**Your instructions**.
Count every line of the material that holds the string "Boolean". Respond with the total only.

**Data rows**.
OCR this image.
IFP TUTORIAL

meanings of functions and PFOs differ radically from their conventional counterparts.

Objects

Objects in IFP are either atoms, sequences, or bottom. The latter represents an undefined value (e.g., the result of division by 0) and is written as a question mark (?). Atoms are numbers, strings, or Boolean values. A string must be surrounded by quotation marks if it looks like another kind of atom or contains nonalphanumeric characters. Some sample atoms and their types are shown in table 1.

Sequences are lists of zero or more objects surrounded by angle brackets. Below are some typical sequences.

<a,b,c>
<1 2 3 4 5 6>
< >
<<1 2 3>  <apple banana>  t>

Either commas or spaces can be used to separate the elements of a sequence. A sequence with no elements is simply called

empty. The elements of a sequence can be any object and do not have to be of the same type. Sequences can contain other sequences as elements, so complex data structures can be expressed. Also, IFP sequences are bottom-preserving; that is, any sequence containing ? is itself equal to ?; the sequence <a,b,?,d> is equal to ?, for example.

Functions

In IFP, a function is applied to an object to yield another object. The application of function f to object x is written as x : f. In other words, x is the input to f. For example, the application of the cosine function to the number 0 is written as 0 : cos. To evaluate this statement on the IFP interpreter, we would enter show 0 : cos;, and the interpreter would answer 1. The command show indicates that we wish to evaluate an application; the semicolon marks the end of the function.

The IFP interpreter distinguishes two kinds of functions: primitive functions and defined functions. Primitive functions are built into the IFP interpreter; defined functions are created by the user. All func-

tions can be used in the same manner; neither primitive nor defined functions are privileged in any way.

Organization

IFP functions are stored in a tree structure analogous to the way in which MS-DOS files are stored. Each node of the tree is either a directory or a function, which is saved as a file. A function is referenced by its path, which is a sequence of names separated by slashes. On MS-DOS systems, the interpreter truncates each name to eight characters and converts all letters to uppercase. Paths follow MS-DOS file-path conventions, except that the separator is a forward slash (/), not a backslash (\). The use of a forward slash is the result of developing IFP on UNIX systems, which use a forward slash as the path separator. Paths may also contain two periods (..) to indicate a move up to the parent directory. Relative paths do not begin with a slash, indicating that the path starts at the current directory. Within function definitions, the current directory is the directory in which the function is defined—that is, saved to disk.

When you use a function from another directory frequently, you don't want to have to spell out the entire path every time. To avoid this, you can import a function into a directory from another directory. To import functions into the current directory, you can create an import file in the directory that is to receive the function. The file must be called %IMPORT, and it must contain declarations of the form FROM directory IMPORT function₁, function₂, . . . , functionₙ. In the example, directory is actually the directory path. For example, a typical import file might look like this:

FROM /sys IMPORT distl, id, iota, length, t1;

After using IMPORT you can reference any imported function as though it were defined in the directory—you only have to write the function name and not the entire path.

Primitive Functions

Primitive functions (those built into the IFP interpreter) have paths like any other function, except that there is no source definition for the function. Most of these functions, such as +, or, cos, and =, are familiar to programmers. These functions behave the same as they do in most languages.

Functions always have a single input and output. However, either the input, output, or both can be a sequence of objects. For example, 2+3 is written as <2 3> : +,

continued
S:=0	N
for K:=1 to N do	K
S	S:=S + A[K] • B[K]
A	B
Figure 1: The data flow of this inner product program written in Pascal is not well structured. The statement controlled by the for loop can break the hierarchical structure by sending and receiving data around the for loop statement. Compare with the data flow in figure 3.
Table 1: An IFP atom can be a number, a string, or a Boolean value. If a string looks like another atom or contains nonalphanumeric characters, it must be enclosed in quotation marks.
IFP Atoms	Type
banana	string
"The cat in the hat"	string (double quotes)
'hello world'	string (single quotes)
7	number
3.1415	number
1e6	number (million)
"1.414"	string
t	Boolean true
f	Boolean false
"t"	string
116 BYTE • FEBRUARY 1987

**Full answer**.
4